### EXERCISE
Every line that contains the word "Voucher" should be copied out.

━━━━━ THE INPUT ━━━━━

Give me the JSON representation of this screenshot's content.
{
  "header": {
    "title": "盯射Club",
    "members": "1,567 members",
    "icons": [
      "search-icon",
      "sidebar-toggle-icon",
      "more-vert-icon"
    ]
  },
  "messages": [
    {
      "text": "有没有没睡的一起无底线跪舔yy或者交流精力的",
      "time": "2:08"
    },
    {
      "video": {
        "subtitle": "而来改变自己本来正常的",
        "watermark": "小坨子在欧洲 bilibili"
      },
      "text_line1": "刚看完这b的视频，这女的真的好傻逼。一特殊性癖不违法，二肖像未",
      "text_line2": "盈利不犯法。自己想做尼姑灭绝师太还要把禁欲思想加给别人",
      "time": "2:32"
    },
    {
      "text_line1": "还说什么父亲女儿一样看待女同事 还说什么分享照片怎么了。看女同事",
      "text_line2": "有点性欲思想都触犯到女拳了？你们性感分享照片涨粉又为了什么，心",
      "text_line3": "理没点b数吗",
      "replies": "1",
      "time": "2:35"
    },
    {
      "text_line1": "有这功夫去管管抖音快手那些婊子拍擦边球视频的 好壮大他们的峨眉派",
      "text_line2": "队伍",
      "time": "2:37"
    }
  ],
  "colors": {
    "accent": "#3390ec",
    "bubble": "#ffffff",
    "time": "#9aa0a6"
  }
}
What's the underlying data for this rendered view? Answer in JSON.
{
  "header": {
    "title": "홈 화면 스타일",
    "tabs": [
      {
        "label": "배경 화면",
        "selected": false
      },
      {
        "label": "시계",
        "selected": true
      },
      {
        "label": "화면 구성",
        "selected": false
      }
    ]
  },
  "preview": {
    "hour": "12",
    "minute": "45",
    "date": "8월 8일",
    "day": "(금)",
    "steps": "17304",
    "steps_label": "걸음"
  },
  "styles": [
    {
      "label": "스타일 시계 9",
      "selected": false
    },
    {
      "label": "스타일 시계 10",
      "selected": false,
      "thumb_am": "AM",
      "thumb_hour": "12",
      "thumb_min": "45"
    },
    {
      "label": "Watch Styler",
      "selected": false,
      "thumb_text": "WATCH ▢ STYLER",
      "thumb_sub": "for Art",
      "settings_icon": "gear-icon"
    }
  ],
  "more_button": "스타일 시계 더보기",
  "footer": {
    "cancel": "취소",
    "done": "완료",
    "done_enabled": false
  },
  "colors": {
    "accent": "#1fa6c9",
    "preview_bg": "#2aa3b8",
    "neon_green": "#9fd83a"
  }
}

━━━━━
━━━━━ THE INPUT ━━━━━

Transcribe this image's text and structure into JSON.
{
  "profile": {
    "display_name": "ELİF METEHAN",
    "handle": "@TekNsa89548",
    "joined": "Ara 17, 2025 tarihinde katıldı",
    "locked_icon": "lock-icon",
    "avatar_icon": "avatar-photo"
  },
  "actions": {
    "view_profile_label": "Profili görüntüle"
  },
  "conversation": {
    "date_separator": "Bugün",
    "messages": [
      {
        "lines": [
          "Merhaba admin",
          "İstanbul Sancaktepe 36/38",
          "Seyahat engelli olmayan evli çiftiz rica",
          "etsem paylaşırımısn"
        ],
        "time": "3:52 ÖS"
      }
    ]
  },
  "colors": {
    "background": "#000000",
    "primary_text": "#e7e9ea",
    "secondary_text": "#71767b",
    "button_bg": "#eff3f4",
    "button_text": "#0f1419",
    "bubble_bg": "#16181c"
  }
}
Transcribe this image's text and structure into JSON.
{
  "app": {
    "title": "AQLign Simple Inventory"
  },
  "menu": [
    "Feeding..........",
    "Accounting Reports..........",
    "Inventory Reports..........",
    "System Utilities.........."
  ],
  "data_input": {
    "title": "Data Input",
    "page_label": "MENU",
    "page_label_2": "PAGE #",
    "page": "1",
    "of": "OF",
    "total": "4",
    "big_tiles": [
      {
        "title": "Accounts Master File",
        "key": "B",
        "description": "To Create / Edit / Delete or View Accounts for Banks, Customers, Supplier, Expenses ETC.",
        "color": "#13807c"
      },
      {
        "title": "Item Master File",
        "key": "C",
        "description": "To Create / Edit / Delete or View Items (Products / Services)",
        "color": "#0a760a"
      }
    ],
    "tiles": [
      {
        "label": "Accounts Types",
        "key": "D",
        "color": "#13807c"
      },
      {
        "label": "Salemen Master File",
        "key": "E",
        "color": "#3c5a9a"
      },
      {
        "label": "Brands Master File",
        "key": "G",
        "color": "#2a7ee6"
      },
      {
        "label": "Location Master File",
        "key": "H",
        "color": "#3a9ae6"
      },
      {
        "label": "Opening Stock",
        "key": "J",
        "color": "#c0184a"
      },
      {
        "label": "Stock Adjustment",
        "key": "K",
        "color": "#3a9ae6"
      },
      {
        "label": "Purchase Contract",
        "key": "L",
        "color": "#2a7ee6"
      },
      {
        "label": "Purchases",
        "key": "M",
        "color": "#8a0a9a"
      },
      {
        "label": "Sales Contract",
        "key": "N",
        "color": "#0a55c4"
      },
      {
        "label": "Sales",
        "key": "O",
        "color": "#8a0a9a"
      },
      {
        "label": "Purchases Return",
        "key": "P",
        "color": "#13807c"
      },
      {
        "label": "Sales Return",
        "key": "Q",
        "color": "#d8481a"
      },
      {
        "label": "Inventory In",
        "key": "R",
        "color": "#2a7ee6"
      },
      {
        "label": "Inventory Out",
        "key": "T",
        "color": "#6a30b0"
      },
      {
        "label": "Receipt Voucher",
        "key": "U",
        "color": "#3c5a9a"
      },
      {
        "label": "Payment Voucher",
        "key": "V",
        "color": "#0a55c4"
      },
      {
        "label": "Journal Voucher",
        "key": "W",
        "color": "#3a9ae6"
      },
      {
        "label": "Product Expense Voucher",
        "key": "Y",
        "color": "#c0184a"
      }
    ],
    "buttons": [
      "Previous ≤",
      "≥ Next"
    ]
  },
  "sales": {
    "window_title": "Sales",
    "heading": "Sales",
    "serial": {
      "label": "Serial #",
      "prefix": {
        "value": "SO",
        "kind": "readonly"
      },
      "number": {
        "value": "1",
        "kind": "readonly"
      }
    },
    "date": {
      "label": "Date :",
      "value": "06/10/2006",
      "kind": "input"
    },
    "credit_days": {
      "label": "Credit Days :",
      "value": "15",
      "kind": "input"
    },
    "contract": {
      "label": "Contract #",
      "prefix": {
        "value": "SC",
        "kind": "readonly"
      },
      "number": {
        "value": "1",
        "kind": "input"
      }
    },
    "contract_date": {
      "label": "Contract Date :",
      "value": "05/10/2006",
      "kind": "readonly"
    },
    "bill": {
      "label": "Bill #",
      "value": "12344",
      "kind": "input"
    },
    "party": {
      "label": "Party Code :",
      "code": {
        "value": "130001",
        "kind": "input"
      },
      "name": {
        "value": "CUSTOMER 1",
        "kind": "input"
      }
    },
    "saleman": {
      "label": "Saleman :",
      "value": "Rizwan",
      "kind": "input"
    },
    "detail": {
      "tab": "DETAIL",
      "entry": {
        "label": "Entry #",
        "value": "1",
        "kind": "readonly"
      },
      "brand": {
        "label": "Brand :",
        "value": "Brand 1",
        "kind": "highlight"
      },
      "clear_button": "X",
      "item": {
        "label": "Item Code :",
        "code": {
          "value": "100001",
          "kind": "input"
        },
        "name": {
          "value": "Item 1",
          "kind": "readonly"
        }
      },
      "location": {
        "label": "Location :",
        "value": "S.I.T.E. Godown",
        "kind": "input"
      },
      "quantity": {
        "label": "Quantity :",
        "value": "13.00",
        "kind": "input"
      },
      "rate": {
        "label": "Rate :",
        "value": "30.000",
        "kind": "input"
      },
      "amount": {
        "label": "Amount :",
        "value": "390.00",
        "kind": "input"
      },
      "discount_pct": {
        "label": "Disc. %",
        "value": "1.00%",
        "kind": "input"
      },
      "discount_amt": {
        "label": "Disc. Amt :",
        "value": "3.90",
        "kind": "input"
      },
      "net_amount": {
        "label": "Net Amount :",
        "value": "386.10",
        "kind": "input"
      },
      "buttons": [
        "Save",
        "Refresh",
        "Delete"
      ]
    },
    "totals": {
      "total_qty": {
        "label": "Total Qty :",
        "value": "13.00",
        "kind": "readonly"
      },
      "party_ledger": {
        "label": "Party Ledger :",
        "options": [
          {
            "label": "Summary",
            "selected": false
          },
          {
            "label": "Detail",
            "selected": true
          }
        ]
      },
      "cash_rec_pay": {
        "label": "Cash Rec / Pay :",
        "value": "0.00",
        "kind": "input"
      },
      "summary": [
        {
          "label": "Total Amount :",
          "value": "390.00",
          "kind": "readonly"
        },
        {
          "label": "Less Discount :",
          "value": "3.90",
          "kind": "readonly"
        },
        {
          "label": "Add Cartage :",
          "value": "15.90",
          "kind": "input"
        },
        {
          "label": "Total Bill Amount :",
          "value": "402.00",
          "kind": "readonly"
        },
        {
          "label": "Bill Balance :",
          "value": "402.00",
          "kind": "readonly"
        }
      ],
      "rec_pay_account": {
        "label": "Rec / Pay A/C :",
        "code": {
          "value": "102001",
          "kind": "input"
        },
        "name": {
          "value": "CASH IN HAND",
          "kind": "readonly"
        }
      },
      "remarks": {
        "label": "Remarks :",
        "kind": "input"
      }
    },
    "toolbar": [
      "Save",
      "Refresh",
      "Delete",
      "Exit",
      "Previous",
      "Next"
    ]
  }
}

━━━━━
━━━━━ THE INPUT ━━━━━

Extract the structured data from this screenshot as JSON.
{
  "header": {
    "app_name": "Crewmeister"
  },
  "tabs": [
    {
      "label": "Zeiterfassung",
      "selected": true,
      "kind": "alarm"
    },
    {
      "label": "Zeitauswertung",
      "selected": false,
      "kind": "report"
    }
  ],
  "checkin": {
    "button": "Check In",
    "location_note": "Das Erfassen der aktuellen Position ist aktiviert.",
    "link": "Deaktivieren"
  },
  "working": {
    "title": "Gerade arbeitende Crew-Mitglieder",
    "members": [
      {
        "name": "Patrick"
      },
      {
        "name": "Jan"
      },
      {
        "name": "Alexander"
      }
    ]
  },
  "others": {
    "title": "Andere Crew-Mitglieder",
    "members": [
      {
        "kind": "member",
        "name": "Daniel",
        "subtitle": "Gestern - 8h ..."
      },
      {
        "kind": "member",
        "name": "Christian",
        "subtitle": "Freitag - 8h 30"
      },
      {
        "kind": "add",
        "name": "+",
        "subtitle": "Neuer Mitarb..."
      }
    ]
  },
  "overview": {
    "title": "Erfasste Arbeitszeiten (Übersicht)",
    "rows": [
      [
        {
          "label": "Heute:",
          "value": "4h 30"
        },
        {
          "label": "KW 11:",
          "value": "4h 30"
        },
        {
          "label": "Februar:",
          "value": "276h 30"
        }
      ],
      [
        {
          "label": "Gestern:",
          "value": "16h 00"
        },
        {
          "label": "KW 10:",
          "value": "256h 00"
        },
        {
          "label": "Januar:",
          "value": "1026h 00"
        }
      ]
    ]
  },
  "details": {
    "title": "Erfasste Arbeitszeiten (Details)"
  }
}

━━━━━

### WRITTEN SOLUTION
        "label": "Receipt Voucher",
        "label": "Payment Voucher",
        "label": "Journal Voucher",
        "label": "Product Expense Voucher",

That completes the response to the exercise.